Figure record listings –
● ● ●

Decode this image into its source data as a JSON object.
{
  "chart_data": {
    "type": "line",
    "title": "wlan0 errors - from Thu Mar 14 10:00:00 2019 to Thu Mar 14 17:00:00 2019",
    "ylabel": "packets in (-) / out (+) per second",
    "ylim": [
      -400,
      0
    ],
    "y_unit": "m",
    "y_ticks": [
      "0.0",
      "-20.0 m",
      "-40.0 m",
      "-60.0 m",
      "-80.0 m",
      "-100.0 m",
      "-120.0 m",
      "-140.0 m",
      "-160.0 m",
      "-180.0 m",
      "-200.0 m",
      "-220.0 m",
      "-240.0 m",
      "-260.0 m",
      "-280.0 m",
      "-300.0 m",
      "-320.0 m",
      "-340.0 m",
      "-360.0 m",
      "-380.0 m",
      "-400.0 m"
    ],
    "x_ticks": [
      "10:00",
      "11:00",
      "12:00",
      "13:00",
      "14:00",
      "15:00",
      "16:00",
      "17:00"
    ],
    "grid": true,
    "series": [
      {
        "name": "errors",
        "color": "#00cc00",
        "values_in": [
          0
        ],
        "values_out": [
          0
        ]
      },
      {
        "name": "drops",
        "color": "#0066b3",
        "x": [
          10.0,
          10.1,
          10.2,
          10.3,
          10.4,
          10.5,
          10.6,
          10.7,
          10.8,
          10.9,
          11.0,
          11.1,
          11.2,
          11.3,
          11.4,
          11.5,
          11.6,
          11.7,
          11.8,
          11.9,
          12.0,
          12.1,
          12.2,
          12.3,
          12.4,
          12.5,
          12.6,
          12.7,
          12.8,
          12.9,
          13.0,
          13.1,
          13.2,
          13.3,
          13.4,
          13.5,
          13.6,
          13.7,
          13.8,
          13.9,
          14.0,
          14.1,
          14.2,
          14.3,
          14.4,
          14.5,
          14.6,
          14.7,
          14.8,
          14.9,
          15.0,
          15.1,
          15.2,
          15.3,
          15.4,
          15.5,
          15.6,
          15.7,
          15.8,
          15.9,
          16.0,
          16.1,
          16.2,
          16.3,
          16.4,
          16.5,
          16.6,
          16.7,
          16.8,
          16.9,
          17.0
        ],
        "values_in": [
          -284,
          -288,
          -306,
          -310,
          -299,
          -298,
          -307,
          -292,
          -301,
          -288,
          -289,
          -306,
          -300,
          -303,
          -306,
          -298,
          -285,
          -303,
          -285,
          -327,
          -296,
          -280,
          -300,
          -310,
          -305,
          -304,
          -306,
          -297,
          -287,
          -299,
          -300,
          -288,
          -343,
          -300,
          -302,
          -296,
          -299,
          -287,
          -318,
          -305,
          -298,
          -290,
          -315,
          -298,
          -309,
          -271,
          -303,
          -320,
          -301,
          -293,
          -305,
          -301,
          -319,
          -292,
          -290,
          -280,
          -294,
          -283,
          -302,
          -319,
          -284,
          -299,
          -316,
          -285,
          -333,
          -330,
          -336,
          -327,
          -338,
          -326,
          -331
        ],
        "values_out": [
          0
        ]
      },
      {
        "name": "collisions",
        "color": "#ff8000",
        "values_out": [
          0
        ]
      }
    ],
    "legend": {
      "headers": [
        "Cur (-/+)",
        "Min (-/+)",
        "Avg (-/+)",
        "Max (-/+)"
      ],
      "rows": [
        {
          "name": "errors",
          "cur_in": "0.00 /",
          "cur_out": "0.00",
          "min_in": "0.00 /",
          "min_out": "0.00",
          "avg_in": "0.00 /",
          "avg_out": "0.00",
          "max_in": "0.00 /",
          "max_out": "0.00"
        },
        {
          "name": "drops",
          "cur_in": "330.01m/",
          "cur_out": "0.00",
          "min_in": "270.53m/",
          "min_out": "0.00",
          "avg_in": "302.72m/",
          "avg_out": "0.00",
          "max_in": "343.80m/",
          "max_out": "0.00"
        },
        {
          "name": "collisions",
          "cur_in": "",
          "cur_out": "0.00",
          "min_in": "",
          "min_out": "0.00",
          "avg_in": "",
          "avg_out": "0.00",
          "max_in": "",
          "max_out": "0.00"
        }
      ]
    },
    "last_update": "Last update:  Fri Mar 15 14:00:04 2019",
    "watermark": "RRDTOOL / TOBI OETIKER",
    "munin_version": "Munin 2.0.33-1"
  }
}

● ● ●

Your goal – Using the listing above, please repeat every entry exactly.

Complete output –
Decode this image into its source data as a JSON object.
{
  "chart_data": {
    "type": "line",
    "title": "wlan0 errors - from Thu Mar 14 10:00:00 2019 to Thu Mar 14 17:00:00 2019",
    "ylabel": "packets in (-) / out (+) per second",
    "ylim": [
      -400,
      0
    ],
    "y_unit": "m",
    "y_ticks": [
      "0.0",
      "-20.0 m",
      "-40.0 m",
      "-60.0 m",
      "-80.0 m",
      "-100.0 m",
      "-120.0 m",
      "-140.0 m",
      "-160.0 m",
      "-180.0 m",
      "-200.0 m",
      "-220.0 m",
      "-240.0 m",
      "-260.0 m",
      "-280.0 m",
      "-300.0 m",
      "-320.0 m",
      "-340.0 m",
      "-360.0 m",
      "-380.0 m",
      "-400.0 m"
    ],
    "x_ticks": [
      "10:00",
      "11:00",
      "12:00",
      "13:00",
      "14:00",
      "15:00",
      "16:00",
      "17:00"
    ],
    "grid": true,
    "series": [
      {
        "name": "errors",
        "color": "#00cc00",
        "values_in": [
          0
        ],
        "values_out": [
          0
        ]
      },
      {
        "name": "drops",
        "color": "#0066b3",
        "x": [
          10.0,
          10.1,
          10.2,
          10.3,
          10.4,
          10.5,
          10.6,
          10.7,
          10.8,
          10.9,
          11.0,
          11.1,
          11.2,
          11.3,
          11.4,
          11.5,
          11.6,
          11.7,
          11.8,
          11.9,
          12.0,
          12.1,
          12.2,
          12.3,
          12.4,
          12.5,
          12.6,
          12.7,
          12.8,
          12.9,
          13.0,
          13.1,
          13.2,
          13.3,
          13.4,
          13.5,
          13.6,
          13.7,
          13.8,
          13.9,
          14.0,
          14.1,
          14.2,
          14.3,
          14.4,
          14.5,
          14.6,
          14.7,
          14.8,
          14.9,
          15.0,
          15.1,
          15.2,
          15.3,
          15.4,
          15.5,
          15.6,
          15.7,
          15.8,
          15.9,
          16.0,
          16.1,
          16.2,
          16.3,
          16.4,
          16.5,
          16.6,
          16.7,
          16.8,
          16.9,
          17.0
        ],
        "values_in": [
          -284,
          -288,
          -306,
          -310,
          -299,
          -298,
          -307,
          -292,
          -301,
          -288,
          -289,
          -306,
          -300,
          -303,
          -306,
          -298,
          -285,
          -303,
          -285,
          -327,
          -296,
          -280,
          -300,
          -310,
          -305,
          -304,
          -306,
          -297,
          -287,
          -299,
          -300,
          -288,
          -343,
          -300,
          -302,
          -296,
          -299,
          -287,
          -318,
          -305,
          -298,
          -290,
          -315,
          -298,
          -309,
          -271,
          -303,
          -320,
          -301,
          -293,
          -305,
          -301,
          -319,
          -292,
          -290,
          -280,
          -294,
          -283,
          -302,
          -319,
          -284,
          -299,
          -316,
          -285,
          -333,
          -330,
          -336,
          -327,
          -338,
          -326,
          -331
        ],
        "values_out": [
          0
        ]
      },
      {
        "name": "collisions",
        "color": "#ff8000",
        "values_out": [
          0
        ]
      }
    ],
    "legend": {
      "headers": [
        "Cur (-/+)",
        "Min (-/+)",
        "Avg (-/+)",
        "Max (-/+)"
      ],
      "rows": [
        {
          "name": "errors",
          "cur_in": "0.00 /",
          "cur_out": "0.00",
          "min_in": "0.00 /",
          "min_out": "0.00",
          "avg_in": "0.00 /",
          "avg_out": "0.00",
          "max_in": "0.00 /",
          "max_out": "0.00"
        },
        {
          "name": "drops",
          "cur_in": "330.01m/",
          "cur_out": "0.00",
          "min_in": "270.53m/",
          "min_out": "0.00",
          "avg_in": "302.72m/",
          "avg_out": "0.00",
          "max_in": "343.80m/",
          "max_out": "0.00"
        },
        {
          "name": "collisions",
          "cur_in": "",
          "cur_out": "0.00",
          "min_in": "",
          "min_out": "0.00",
          "avg_in": "",
          "avg_out": "0.00",
          "max_in": "",
          "max_out": "0.00"
        }
      ]
    },
    "last_update": "Last update:  Fri Mar 15 14:00:04 2019",
    "watermark": "RRDTOOL / TOBI OETIKER",
    "munin_version": "Munin 2.0.33-1"
  }
}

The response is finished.